**** GIVEN INFORMATION ****
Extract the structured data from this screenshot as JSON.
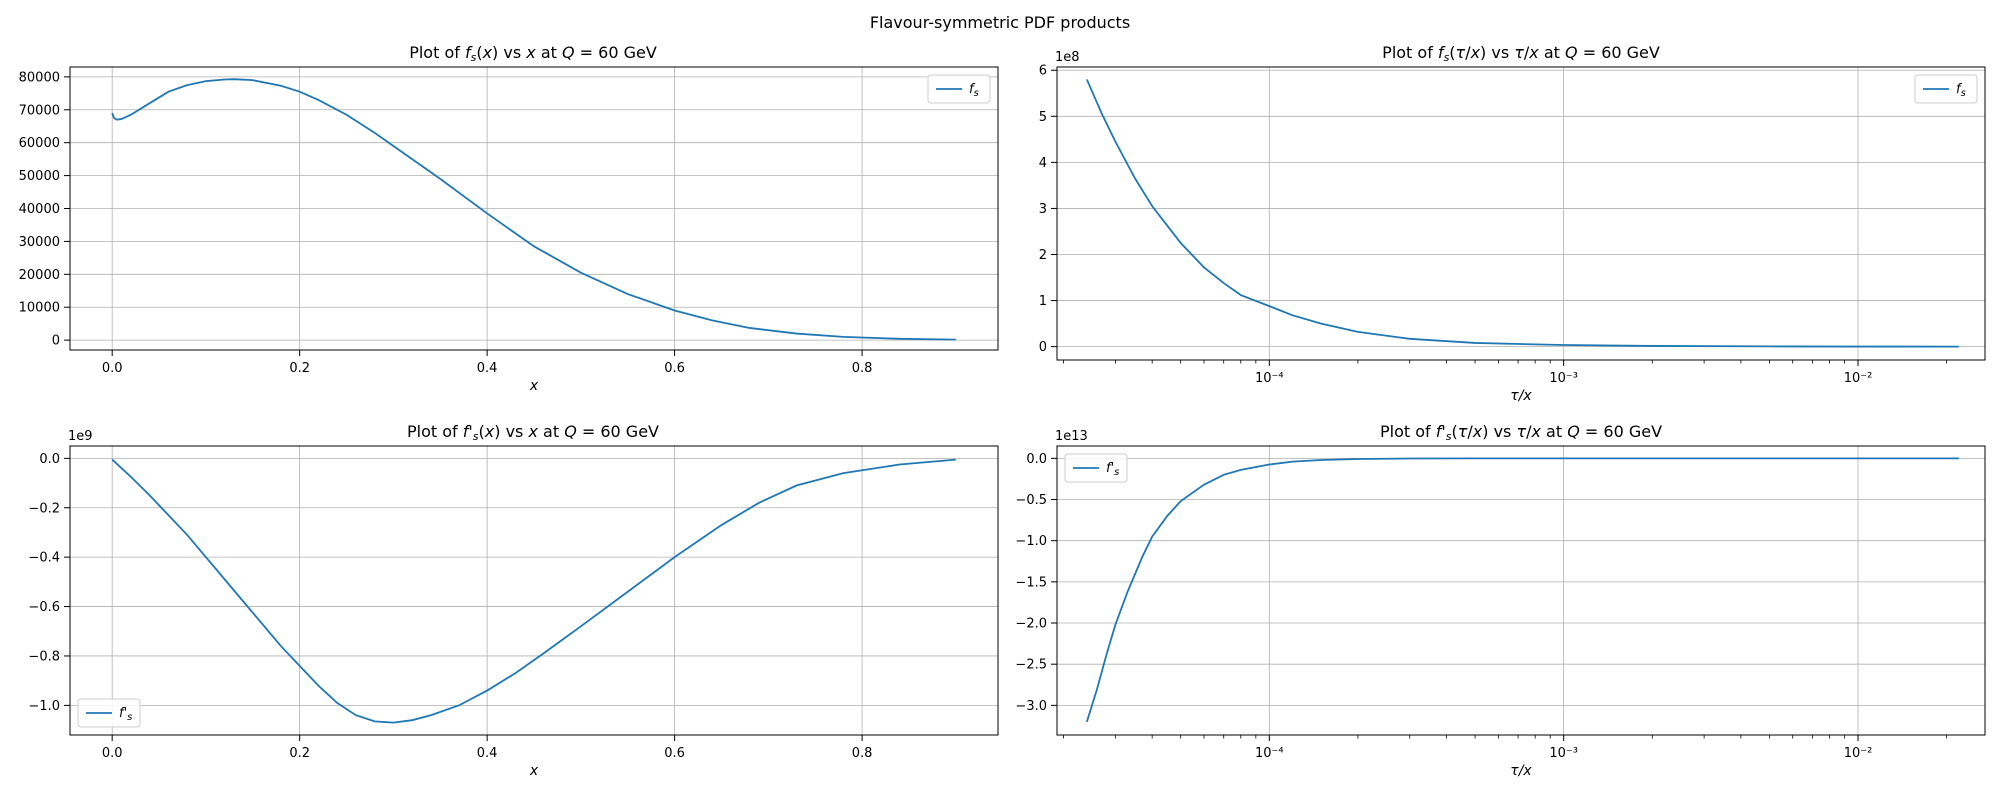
{
  "figure": {
    "title": "Flavour-symmetric PDF products"
  },
  "chart_data": [
    {
      "type": "line",
      "title": "Plot of f_s(x) vs x at Q = 60 GeV",
      "xlabel": "x",
      "ylabel": "",
      "xscale": "linear",
      "xlim": [
        -0.045,
        0.945
      ],
      "ylim": [
        -3000,
        83000
      ],
      "y_offset_label": "",
      "xticks": [
        0.0,
        0.2,
        0.4,
        0.6,
        0.8
      ],
      "xtick_labels": [
        "0.0",
        "0.2",
        "0.4",
        "0.6",
        "0.8"
      ],
      "yticks": [
        0,
        10000,
        20000,
        30000,
        40000,
        50000,
        60000,
        70000,
        80000
      ],
      "ytick_labels": [
        "0",
        "10000",
        "20000",
        "30000",
        "40000",
        "50000",
        "60000",
        "70000",
        "80000"
      ],
      "grid": true,
      "legend_position": "top-right",
      "color": "#1f77b4",
      "series": [
        {
          "name": "f_s",
          "x": [
            0.0,
            0.002,
            0.005,
            0.01,
            0.02,
            0.04,
            0.06,
            0.08,
            0.1,
            0.12,
            0.13,
            0.15,
            0.18,
            0.2,
            0.22,
            0.25,
            0.28,
            0.3,
            0.35,
            0.4,
            0.45,
            0.5,
            0.55,
            0.6,
            0.64,
            0.68,
            0.73,
            0.78,
            0.84,
            0.9
          ],
          "y": [
            69000,
            67500,
            67000,
            67200,
            68500,
            72000,
            75500,
            77500,
            78700,
            79200,
            79300,
            79000,
            77300,
            75500,
            73000,
            68500,
            63000,
            59000,
            49000,
            38500,
            28500,
            20500,
            14000,
            9000,
            6000,
            3700,
            2000,
            1000,
            400,
            150
          ]
        }
      ]
    },
    {
      "type": "line",
      "title": "Plot of f_s(τ/x) vs τ/x at Q = 60 GeV",
      "xlabel": "τ/x",
      "ylabel": "",
      "xscale": "log",
      "xlim": [
        1.9e-05,
        0.027
      ],
      "ylim": [
        -29000000.0,
        607000000.0
      ],
      "y_offset_label": "1e8",
      "xticks": [
        0.0001,
        0.001,
        0.01
      ],
      "xtick_labels": [
        "10⁻⁴",
        "10⁻³",
        "10⁻²"
      ],
      "yticks": [
        0,
        100000000.0,
        200000000.0,
        300000000.0,
        400000000.0,
        500000000.0,
        600000000.0
      ],
      "ytick_labels": [
        "0",
        "1",
        "2",
        "3",
        "4",
        "5",
        "6"
      ],
      "grid": true,
      "legend_position": "top-right",
      "color": "#1f77b4",
      "series": [
        {
          "name": "f_s",
          "x": [
            2.4e-05,
            2.7e-05,
            3e-05,
            3.5e-05,
            4e-05,
            5e-05,
            6e-05,
            7e-05,
            8e-05,
            0.0001,
            0.00012,
            0.00015,
            0.0002,
            0.0003,
            0.0005,
            0.001,
            0.002,
            0.005,
            0.01,
            0.022
          ],
          "y": [
            580000000.0,
            505000000.0,
            445000000.0,
            365000000.0,
            305000000.0,
            225000000.0,
            172000000.0,
            138000000.0,
            112000000.0,
            88000000.0,
            68000000.0,
            50000000.0,
            32000000.0,
            17000000.0,
            8000000.0,
            3500000.0,
            1500000.0,
            500000.0,
            200000.0,
            100000.0
          ]
        }
      ]
    },
    {
      "type": "line",
      "title": "Plot of f'_s(x) vs x at Q = 60 GeV",
      "xlabel": "x",
      "ylabel": "",
      "xscale": "linear",
      "xlim": [
        -0.045,
        0.945
      ],
      "ylim": [
        -1120000000.0,
        50000000.0
      ],
      "y_offset_label": "1e9",
      "xticks": [
        0.0,
        0.2,
        0.4,
        0.6,
        0.8
      ],
      "xtick_labels": [
        "0.0",
        "0.2",
        "0.4",
        "0.6",
        "0.8"
      ],
      "yticks": [
        -1000000000.0,
        -800000000.0,
        -600000000.0,
        -400000000.0,
        -200000000.0,
        0
      ],
      "ytick_labels": [
        "−1.0",
        "−0.8",
        "−0.6",
        "−0.4",
        "−0.2",
        "0.0"
      ],
      "grid": true,
      "legend_position": "bottom-left",
      "color": "#1f77b4",
      "series": [
        {
          "name": "f'_s",
          "x": [
            0.0,
            0.02,
            0.04,
            0.06,
            0.08,
            0.1,
            0.12,
            0.14,
            0.16,
            0.18,
            0.2,
            0.22,
            0.24,
            0.26,
            0.28,
            0.3,
            0.32,
            0.34,
            0.37,
            0.4,
            0.43,
            0.46,
            0.5,
            0.55,
            0.6,
            0.65,
            0.69,
            0.73,
            0.78,
            0.84,
            0.9
          ],
          "y": [
            -5000000.0,
            -75000000.0,
            -150000000.0,
            -230000000.0,
            -310000000.0,
            -400000000.0,
            -490000000.0,
            -580000000.0,
            -670000000.0,
            -760000000.0,
            -840000000.0,
            -920000000.0,
            -990000000.0,
            -1040000000.0,
            -1065000000.0,
            -1070000000.0,
            -1060000000.0,
            -1040000000.0,
            -1000000000.0,
            -940000000.0,
            -870000000.0,
            -790000000.0,
            -680000000.0,
            -540000000.0,
            -400000000.0,
            -270000000.0,
            -180000000.0,
            -110000000.0,
            -60000000.0,
            -25000000.0,
            -5000000.0
          ]
        }
      ]
    },
    {
      "type": "line",
      "title": "Plot of f'_s(τ/x) vs τ/x at Q = 60 GeV",
      "xlabel": "τ/x",
      "ylabel": "",
      "xscale": "log",
      "xlim": [
        1.9e-05,
        0.027
      ],
      "ylim": [
        -33600000000000.0,
        1500000000000.0
      ],
      "y_offset_label": "1e13",
      "xticks": [
        0.0001,
        0.001,
        0.01
      ],
      "xtick_labels": [
        "10⁻⁴",
        "10⁻³",
        "10⁻²"
      ],
      "yticks": [
        -30000000000000.0,
        -25000000000000.0,
        -20000000000000.0,
        -15000000000000.0,
        -10000000000000.0,
        -5000000000000.0,
        0
      ],
      "ytick_labels": [
        "−3.0",
        "−2.5",
        "−2.0",
        "−1.5",
        "−1.0",
        "−0.5",
        "0.0"
      ],
      "grid": true,
      "legend_position": "top-left",
      "color": "#1f77b4",
      "series": [
        {
          "name": "f'_s",
          "x": [
            2.4e-05,
            2.6e-05,
            2.8e-05,
            3e-05,
            3.3e-05,
            3.7e-05,
            4e-05,
            4.5e-05,
            5e-05,
            6e-05,
            7e-05,
            8e-05,
            0.0001,
            0.00012,
            0.00015,
            0.0002,
            0.0003,
            0.0005,
            0.001,
            0.01,
            0.022
          ],
          "y": [
            -32000000000000.0,
            -28000000000000.0,
            -23800000000000.0,
            -20200000000000.0,
            -16200000000000.0,
            -12000000000000.0,
            -9500000000000.0,
            -7000000000000.0,
            -5200000000000.0,
            -3200000000000.0,
            -2000000000000.0,
            -1400000000000.0,
            -750000000000.0,
            -400000000000.0,
            -200000000000.0,
            -80000000000.0,
            -20000000000.0,
            -5000000000.0,
            -1000000000.0,
            0,
            0
          ]
        }
      ]
    }
  ]
}
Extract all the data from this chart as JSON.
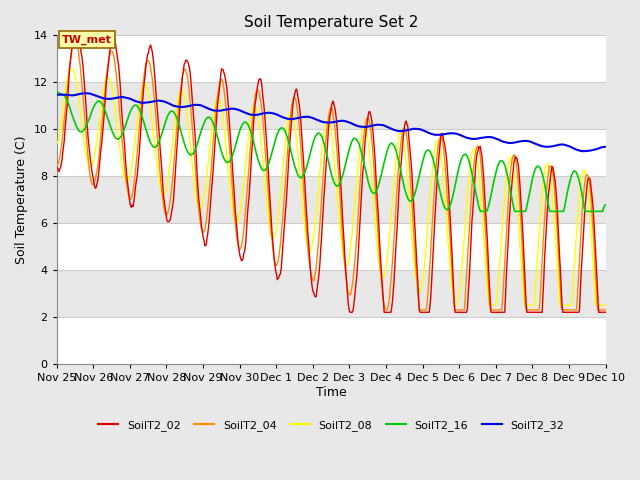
{
  "title": "Soil Temperature Set 2",
  "xlabel": "Time",
  "ylabel": "Soil Temperature (C)",
  "ylim": [
    0,
    14
  ],
  "yticks": [
    0,
    2,
    4,
    6,
    8,
    10,
    12,
    14
  ],
  "colors": {
    "SoilT2_02": "#dd0000",
    "SoilT2_04": "#ff8800",
    "SoilT2_08": "#ffff00",
    "SoilT2_16": "#00cc00",
    "SoilT2_32": "#0000ee"
  },
  "annotation_text": "TW_met",
  "annotation_color": "#cc0000",
  "annotation_bg": "#ffffaa",
  "legend_labels": [
    "SoilT2_02",
    "SoilT2_04",
    "SoilT2_08",
    "SoilT2_16",
    "SoilT2_32"
  ],
  "xtick_labels": [
    "Nov 25",
    "Nov 26",
    "Nov 27",
    "Nov 28",
    "Nov 29",
    "Nov 30",
    "Dec 1",
    "Dec 2",
    "Dec 3",
    "Dec 4",
    "Dec 5",
    "Dec 6",
    "Dec 7",
    "Dec 8",
    "Dec 9",
    "Dec 10"
  ],
  "figsize": [
    6.4,
    4.8
  ],
  "dpi": 100,
  "fig_bg": "#e8e8e8",
  "plot_bg": "#ffffff",
  "band_colors": [
    "#ffffff",
    "#e8e8e8"
  ]
}
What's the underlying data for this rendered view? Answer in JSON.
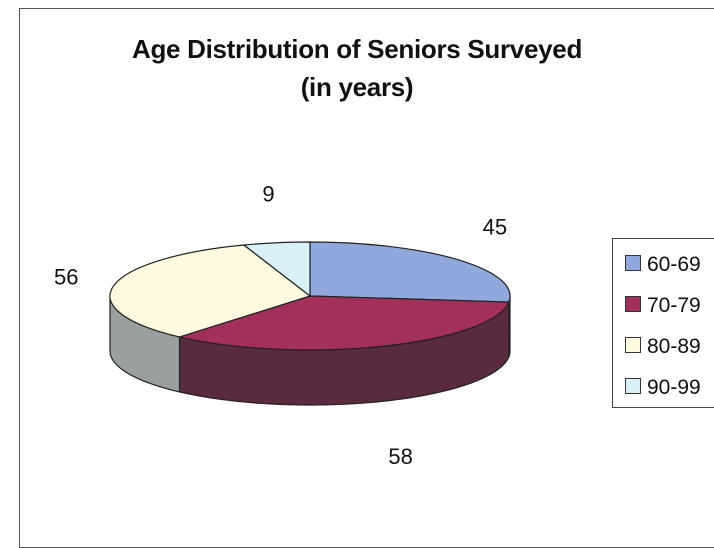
{
  "chart_data": {
    "type": "pie",
    "title": "Age Distribution of Seniors Surveyed",
    "subtitle": "(in years)",
    "categories": [
      "60-69",
      "70-79",
      "80-89",
      "90-99"
    ],
    "values": [
      45,
      58,
      56,
      9
    ],
    "colors": [
      "#90a8dc",
      "#a3305a",
      "#fffae0",
      "#d8f0f8"
    ],
    "side_colors": [
      "#4e5e7e",
      "#5a2a40",
      "#9aa0a0",
      "#88a0a8"
    ],
    "legend_position": "right"
  }
}
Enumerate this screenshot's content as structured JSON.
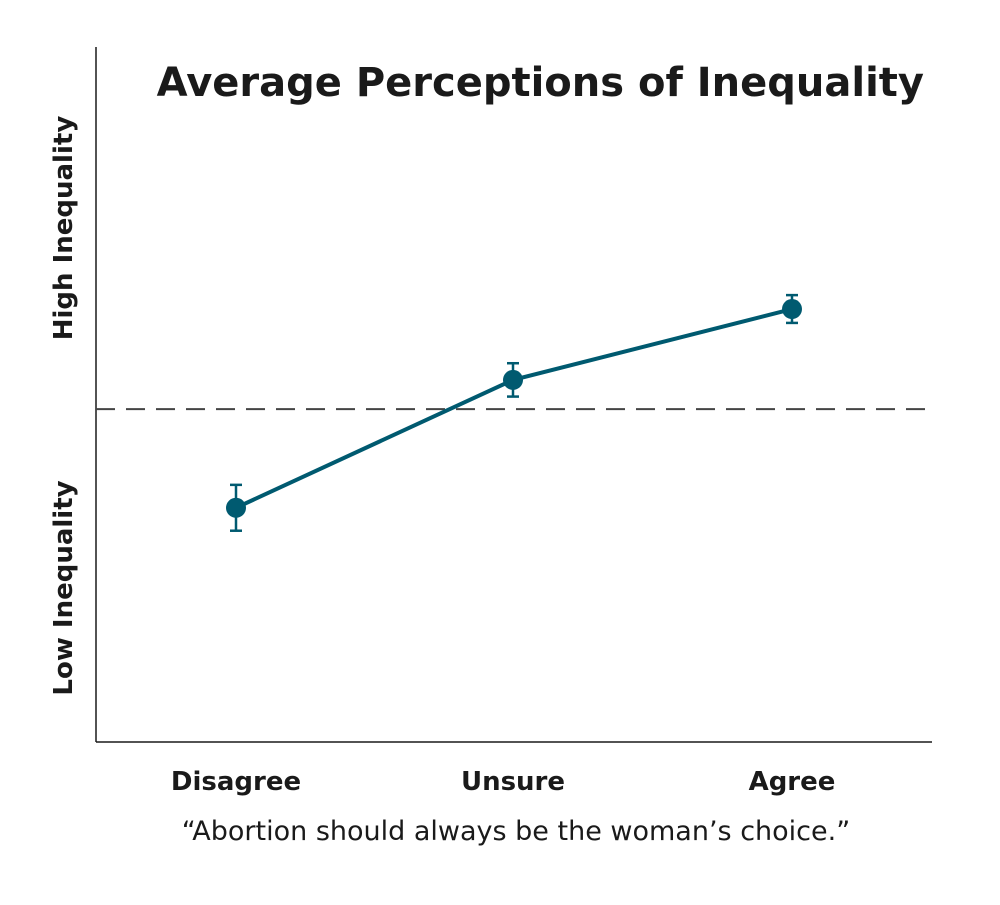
****
JOB: Looking at the entries above, how many lines contain the word "from"? Answer with the number alone.

COMPLETED TASK: 2